● Problem to work on:
Where a line contains the word "content", copy that line.
>> start
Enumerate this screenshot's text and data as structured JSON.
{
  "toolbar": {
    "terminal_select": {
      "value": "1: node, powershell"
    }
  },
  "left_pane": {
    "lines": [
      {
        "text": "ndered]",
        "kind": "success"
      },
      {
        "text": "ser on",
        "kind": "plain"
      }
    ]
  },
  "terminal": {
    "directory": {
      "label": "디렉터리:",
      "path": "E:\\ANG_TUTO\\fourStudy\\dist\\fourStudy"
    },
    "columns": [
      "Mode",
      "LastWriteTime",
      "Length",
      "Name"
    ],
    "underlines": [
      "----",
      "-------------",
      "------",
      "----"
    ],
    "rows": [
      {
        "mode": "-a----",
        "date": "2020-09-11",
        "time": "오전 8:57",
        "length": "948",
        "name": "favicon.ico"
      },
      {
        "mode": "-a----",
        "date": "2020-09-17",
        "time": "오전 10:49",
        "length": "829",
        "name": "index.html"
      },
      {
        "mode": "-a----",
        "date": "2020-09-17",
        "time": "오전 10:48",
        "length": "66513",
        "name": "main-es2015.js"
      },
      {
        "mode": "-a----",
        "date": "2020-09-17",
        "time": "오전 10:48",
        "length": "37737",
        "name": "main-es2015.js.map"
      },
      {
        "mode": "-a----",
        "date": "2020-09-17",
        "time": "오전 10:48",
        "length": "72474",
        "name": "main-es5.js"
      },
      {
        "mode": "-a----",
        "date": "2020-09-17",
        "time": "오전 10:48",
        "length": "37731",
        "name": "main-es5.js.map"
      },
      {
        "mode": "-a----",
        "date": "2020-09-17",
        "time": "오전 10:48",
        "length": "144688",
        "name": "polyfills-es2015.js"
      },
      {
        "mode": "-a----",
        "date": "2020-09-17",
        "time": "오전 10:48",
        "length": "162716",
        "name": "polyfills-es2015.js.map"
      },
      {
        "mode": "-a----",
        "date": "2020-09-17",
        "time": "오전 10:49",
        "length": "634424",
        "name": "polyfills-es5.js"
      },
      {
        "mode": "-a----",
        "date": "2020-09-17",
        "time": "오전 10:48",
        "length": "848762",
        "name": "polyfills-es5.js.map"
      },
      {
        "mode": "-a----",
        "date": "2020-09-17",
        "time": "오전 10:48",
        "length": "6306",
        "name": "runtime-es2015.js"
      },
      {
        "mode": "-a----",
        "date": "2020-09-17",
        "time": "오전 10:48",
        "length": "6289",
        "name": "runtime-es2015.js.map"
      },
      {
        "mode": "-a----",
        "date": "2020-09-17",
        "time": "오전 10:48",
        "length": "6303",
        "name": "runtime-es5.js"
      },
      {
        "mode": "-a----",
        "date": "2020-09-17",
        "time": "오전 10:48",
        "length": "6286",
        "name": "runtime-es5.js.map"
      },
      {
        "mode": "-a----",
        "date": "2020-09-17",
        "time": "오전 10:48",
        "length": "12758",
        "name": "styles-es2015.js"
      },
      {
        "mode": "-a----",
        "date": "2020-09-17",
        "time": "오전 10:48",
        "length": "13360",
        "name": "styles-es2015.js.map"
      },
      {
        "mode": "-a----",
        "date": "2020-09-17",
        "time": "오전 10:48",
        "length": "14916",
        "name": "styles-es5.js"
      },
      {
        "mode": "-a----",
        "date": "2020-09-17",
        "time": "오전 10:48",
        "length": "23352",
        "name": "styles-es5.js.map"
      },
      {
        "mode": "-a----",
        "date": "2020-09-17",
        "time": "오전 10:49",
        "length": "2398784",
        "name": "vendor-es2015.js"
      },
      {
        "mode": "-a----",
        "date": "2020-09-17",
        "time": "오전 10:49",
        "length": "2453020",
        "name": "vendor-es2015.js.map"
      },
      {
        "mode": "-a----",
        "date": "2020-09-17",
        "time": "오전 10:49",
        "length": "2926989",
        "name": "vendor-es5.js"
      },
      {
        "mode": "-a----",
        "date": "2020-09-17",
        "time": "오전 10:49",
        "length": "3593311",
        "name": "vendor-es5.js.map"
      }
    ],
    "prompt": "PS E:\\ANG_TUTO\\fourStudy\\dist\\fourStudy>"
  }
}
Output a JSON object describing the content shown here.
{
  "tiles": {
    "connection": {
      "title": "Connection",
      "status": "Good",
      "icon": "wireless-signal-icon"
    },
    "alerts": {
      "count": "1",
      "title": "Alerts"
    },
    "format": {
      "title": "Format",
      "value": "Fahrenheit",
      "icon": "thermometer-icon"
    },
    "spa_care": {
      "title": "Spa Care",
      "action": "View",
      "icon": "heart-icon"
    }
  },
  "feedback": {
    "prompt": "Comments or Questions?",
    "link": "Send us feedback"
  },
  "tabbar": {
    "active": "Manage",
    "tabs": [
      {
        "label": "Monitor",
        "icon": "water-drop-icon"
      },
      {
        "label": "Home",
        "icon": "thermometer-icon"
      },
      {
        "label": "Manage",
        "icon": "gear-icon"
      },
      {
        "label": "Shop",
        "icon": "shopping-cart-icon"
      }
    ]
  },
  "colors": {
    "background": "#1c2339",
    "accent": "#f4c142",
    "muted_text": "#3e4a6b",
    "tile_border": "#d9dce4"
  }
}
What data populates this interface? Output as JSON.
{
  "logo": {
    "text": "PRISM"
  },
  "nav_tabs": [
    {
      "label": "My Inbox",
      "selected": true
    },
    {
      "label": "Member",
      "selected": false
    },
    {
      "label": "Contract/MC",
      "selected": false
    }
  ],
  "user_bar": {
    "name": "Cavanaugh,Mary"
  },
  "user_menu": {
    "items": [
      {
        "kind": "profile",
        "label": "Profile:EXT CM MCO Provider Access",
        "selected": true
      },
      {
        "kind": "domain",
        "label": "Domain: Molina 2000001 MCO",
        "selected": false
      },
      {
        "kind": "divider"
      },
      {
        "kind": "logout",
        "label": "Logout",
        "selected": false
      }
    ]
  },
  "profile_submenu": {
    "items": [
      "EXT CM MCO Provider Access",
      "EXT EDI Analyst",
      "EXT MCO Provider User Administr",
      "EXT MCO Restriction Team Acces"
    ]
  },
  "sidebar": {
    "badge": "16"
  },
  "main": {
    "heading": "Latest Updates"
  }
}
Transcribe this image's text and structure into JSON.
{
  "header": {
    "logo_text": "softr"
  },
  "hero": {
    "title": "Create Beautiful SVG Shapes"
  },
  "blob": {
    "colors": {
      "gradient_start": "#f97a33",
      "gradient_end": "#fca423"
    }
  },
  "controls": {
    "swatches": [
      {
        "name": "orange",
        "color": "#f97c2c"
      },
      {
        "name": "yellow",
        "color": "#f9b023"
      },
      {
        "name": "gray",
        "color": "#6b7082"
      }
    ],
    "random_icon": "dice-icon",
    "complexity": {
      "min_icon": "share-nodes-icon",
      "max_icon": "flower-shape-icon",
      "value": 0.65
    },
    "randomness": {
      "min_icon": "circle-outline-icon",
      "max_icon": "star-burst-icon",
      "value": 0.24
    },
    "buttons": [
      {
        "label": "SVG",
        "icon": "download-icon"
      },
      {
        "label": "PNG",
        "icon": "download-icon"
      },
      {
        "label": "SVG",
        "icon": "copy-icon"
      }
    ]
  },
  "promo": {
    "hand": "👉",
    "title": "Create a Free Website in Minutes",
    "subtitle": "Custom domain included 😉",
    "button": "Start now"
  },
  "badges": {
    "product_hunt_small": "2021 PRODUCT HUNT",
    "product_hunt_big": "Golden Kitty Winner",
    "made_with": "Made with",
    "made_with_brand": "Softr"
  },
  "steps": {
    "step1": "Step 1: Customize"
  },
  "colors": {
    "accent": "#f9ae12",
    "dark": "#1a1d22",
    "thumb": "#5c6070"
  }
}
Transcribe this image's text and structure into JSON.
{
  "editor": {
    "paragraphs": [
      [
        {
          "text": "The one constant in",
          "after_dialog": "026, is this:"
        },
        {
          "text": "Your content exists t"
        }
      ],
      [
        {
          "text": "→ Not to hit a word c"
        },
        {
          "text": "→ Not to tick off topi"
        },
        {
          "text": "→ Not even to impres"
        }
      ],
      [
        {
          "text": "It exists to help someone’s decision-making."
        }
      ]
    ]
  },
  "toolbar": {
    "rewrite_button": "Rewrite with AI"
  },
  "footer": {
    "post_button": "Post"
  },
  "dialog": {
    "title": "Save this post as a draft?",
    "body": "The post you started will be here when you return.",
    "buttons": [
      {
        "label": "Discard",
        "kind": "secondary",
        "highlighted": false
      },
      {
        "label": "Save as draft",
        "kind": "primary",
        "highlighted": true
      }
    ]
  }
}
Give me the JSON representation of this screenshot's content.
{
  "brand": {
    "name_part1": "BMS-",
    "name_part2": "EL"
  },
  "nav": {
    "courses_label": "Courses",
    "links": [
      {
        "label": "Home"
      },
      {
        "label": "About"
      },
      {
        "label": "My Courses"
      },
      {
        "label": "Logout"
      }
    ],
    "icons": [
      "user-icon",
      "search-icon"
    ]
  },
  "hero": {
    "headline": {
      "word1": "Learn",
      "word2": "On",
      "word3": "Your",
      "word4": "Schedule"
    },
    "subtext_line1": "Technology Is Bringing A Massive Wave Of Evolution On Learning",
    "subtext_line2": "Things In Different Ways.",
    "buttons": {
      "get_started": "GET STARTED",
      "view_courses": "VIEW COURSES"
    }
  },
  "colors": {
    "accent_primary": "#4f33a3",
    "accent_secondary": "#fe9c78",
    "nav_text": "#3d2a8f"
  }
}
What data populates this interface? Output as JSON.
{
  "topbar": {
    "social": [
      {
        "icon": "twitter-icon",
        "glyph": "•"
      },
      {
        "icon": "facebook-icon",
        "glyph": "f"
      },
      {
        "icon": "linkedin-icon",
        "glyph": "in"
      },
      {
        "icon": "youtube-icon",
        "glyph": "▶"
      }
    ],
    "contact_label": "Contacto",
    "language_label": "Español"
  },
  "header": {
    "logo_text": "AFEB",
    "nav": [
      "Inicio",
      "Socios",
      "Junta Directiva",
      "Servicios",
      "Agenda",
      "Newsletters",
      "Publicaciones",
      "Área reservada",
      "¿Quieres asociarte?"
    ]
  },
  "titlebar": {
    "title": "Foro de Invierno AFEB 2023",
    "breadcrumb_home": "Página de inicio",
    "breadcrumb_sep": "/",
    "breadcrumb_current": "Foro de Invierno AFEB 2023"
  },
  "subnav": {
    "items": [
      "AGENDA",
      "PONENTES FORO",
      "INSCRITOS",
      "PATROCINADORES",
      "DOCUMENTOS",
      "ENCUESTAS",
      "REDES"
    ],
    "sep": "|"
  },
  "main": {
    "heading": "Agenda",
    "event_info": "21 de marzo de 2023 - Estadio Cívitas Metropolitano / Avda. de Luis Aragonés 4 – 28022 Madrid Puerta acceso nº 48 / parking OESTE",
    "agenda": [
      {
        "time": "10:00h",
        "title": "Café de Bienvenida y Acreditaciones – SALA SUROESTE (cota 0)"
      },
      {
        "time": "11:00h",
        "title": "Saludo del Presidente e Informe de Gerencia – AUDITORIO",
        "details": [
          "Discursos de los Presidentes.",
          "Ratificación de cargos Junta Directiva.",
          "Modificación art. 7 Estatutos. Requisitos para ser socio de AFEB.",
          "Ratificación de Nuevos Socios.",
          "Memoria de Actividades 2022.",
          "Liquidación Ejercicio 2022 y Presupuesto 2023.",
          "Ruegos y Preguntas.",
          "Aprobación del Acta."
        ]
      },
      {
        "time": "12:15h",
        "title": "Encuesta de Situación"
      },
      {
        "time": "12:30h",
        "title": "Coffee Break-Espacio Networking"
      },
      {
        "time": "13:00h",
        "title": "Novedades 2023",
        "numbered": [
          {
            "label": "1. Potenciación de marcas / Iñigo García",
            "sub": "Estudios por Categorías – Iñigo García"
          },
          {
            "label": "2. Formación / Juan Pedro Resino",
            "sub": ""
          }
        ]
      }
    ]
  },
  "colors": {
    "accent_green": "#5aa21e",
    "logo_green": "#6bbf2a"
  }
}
>> end
● Solution:
Output a JSON object describing the content shown here.
          "text": "Your content exists t"
Give me the JSON representation of this screenshot's content.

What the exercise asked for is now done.